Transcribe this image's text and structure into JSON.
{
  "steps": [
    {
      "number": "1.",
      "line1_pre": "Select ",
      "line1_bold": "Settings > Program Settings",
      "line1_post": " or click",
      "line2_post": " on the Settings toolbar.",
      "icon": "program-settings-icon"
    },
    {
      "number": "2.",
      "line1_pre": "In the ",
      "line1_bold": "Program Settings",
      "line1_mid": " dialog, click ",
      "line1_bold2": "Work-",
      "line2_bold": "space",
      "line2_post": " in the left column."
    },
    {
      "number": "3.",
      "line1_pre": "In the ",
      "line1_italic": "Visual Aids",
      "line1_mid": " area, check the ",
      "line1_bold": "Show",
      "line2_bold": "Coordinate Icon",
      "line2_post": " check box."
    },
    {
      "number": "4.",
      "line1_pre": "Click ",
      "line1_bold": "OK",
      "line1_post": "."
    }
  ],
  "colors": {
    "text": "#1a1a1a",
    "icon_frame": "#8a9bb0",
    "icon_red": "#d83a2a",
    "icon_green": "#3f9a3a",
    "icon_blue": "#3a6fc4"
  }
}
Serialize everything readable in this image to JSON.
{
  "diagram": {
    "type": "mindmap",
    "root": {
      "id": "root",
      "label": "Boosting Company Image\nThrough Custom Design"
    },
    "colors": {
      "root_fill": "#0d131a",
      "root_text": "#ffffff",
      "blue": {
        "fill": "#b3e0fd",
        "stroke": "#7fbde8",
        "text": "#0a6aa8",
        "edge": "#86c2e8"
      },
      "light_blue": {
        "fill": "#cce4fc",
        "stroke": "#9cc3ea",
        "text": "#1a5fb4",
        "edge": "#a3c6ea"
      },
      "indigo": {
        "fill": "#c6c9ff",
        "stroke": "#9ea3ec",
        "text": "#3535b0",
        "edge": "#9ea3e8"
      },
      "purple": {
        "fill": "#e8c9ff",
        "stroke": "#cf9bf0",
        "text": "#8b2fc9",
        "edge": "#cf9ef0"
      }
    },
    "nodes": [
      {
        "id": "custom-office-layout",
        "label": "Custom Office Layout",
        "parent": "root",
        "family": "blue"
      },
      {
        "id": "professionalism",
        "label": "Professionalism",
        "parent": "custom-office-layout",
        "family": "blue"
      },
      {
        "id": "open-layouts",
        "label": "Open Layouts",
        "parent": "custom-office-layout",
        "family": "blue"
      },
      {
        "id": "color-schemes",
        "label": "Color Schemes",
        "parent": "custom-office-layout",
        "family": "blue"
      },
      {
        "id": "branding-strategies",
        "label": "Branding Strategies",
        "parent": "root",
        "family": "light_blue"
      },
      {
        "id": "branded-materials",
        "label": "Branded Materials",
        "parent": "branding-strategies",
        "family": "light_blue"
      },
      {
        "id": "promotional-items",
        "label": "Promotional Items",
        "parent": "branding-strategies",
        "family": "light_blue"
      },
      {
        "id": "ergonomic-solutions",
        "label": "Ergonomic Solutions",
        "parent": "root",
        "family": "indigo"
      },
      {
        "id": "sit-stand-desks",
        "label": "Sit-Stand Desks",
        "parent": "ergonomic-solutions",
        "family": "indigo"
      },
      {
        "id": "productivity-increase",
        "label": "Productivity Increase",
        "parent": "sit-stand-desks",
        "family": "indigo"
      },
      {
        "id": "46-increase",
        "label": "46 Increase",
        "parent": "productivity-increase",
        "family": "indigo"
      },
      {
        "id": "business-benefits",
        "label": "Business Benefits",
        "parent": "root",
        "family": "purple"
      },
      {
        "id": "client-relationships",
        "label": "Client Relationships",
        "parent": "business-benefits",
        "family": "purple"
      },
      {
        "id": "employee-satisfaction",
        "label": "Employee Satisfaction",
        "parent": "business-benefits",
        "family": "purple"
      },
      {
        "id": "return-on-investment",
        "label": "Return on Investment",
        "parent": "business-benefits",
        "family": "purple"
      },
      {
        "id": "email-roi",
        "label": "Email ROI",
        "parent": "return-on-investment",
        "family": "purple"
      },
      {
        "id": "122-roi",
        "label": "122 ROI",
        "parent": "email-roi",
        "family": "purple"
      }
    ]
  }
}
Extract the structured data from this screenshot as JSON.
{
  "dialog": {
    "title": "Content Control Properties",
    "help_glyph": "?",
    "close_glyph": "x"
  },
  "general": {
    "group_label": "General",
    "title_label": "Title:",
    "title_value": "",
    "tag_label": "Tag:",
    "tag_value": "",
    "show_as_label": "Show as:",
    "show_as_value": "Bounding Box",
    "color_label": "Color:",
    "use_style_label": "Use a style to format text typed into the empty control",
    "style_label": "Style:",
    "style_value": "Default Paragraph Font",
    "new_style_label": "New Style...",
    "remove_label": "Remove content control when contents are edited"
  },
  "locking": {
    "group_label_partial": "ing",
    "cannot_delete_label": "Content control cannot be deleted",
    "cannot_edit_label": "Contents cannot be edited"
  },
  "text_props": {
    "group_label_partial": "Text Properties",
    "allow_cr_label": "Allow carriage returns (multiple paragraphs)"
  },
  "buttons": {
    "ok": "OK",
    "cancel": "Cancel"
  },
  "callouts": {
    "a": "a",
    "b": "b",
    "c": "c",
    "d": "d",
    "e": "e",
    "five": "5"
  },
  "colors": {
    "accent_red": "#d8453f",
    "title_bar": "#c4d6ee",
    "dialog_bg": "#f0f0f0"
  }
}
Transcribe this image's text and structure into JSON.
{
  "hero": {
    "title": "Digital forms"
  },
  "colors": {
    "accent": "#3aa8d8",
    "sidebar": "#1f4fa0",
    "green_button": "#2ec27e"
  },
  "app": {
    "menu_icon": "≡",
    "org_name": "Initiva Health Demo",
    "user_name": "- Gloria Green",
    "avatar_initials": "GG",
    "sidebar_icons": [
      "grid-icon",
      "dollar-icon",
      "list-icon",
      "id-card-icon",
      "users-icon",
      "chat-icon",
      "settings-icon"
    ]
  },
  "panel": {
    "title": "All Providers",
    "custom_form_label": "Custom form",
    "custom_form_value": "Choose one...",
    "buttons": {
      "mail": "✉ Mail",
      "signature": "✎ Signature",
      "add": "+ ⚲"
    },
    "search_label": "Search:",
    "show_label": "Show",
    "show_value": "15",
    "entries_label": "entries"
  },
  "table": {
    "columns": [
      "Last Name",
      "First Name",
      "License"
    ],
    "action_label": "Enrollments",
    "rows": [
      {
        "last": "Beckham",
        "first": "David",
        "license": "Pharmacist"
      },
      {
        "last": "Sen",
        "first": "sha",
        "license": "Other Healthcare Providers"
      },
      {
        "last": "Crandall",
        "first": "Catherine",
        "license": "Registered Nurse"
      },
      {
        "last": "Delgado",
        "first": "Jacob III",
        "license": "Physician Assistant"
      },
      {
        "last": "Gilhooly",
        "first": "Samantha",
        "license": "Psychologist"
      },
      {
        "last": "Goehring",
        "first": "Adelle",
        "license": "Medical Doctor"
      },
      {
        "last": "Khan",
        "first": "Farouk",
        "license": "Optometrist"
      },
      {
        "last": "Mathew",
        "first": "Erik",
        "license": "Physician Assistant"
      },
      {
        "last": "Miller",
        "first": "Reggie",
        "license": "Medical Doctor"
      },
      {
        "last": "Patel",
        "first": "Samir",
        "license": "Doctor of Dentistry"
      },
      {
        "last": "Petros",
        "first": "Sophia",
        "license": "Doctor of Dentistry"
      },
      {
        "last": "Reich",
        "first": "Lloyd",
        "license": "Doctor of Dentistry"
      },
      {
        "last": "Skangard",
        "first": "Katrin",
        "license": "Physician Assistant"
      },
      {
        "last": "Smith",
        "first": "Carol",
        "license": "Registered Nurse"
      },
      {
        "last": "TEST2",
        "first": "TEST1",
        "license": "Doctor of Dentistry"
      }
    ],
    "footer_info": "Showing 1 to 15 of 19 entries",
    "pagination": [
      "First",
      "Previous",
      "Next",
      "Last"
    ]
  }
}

● ● ● ● ●

### Task statement
Exactly how many lines in the data above contain the word "edge"? Respond with the number and nothing more.

### Reply
4